WRITTEN INSTRUCTION: From the records below, copy every line that contains the word "Chip".

Start

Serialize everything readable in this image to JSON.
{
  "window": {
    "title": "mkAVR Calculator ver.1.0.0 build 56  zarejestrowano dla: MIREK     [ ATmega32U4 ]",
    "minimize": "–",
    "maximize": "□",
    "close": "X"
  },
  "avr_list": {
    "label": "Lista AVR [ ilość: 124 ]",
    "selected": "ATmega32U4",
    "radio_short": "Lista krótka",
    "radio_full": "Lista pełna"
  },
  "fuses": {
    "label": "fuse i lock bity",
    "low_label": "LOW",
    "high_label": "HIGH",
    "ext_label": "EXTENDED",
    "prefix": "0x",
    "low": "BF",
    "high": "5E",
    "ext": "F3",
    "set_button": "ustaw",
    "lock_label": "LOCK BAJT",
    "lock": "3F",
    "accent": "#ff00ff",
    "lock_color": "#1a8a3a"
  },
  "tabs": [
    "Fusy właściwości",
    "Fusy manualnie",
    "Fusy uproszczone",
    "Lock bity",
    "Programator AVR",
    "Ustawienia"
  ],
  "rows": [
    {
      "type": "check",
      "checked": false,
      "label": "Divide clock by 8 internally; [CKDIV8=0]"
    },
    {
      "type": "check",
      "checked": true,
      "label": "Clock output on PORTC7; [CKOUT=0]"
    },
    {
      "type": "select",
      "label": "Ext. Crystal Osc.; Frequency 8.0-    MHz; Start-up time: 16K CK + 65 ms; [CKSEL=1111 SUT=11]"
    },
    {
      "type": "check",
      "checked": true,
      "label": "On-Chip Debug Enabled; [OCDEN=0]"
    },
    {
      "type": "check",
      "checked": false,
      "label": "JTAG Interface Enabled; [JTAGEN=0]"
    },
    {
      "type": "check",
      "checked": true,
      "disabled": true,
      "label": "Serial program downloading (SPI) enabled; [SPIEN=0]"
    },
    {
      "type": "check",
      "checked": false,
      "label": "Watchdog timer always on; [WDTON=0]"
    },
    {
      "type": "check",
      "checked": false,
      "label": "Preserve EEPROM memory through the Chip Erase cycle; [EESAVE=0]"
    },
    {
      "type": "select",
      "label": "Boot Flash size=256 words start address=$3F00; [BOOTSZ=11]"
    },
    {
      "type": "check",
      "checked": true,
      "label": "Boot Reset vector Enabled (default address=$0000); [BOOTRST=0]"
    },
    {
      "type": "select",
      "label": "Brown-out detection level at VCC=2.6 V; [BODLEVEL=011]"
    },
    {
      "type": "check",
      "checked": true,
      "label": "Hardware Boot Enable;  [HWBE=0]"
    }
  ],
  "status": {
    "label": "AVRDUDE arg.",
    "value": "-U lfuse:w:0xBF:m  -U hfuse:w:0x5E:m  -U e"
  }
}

End

WRITTEN RESPONSE:
      "label": "On-Chip Debug Enabled; [OCDEN=0]"
      "label": "Preserve EEPROM memory through the Chip Erase cycle; [EESAVE=0]"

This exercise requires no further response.